:: RECORDED DATA ::
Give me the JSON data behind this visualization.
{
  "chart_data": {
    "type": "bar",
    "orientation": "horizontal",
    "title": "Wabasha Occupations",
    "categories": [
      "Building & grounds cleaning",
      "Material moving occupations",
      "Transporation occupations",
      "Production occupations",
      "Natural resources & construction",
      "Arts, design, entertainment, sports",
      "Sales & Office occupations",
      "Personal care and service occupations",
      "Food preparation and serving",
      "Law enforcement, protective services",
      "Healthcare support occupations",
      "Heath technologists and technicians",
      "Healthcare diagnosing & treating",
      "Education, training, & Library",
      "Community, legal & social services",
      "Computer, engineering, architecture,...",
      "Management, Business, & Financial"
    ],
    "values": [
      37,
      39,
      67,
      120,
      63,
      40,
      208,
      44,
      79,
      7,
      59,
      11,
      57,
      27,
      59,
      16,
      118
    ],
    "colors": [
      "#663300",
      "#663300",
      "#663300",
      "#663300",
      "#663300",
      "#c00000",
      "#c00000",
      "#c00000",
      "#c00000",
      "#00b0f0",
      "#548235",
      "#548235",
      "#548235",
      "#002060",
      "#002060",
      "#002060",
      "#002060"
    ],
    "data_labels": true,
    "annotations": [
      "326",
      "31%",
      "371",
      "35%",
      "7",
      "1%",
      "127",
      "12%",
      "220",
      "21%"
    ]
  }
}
:::
*WHAT YOU NEED TO DO*
Go through the data and return every record exactly.

*TASK SOLUTION*
Give me the JSON data behind this visualization.
{
  "chart_data": {
    "type": "bar",
    "orientation": "horizontal",
    "title": "Wabasha Occupations",
    "categories": [
      "Building & grounds cleaning",
      "Material moving occupations",
      "Transporation occupations",
      "Production occupations",
      "Natural resources & construction",
      "Arts, design, entertainment, sports",
      "Sales & Office occupations",
      "Personal care and service occupations",
      "Food preparation and serving",
      "Law enforcement, protective services",
      "Healthcare support occupations",
      "Heath technologists and technicians",
      "Healthcare diagnosing & treating",
      "Education, training, & Library",
      "Community, legal & social services",
      "Computer, engineering, architecture,...",
      "Management, Business, & Financial"
    ],
    "values": [
      37,
      39,
      67,
      120,
      63,
      40,
      208,
      44,
      79,
      7,
      59,
      11,
      57,
      27,
      59,
      16,
      118
    ],
    "colors": [
      "#663300",
      "#663300",
      "#663300",
      "#663300",
      "#663300",
      "#c00000",
      "#c00000",
      "#c00000",
      "#c00000",
      "#00b0f0",
      "#548235",
      "#548235",
      "#548235",
      "#002060",
      "#002060",
      "#002060",
      "#002060"
    ],
    "data_labels": true,
    "annotations": [
      "326",
      "31%",
      "371",
      "35%",
      "7",
      "1%",
      "127",
      "12%",
      "220",
      "21%"
    ]
  }
}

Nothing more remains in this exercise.